● **EXTRACTED INFORMATION**:
──────

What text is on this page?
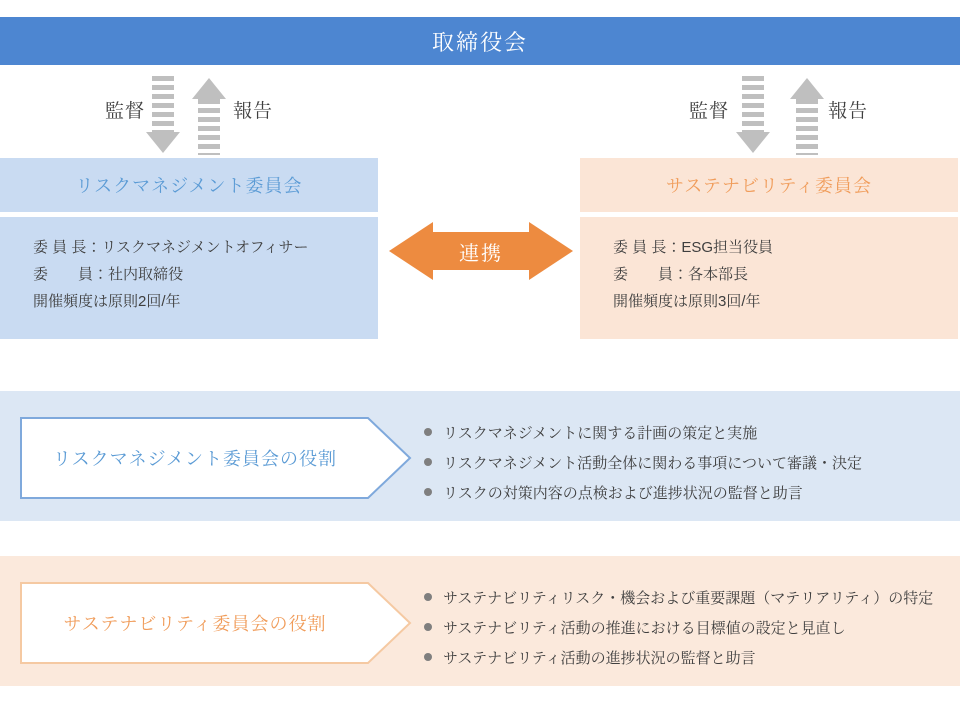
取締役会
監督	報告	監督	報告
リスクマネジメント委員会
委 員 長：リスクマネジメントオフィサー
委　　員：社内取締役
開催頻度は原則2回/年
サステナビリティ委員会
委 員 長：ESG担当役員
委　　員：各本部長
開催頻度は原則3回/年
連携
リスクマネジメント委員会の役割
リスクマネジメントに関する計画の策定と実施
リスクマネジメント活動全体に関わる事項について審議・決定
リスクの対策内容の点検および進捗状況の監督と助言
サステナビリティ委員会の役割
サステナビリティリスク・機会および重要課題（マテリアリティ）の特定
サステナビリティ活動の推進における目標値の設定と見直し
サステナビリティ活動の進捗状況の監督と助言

──────

● **WRITTEN TASK**: Output every entry exactly as given; pictures are not part of the copy.

● **RIGHT ANSWER**:
What text is on this page?
取締役会
監督	報告	監督	報告
リスクマネジメント委員会
委 員 長：リスクマネジメントオフィサー
委　　員：社内取締役
開催頻度は原則2回/年
サステナビリティ委員会
委 員 長：ESG担当役員
委　　員：各本部長
開催頻度は原則3回/年
連携
リスクマネジメント委員会の役割
リスクマネジメントに関する計画の策定と実施
リスクマネジメント活動全体に関わる事項について審議・決定
リスクの対策内容の点検および進捗状況の監督と助言
サステナビリティ委員会の役割
サステナビリティリスク・機会および重要課題（マテリアリティ）の特定
サステナビリティ活動の推進における目標値の設定と見直し
サステナビリティ活動の進捗状況の監督と助言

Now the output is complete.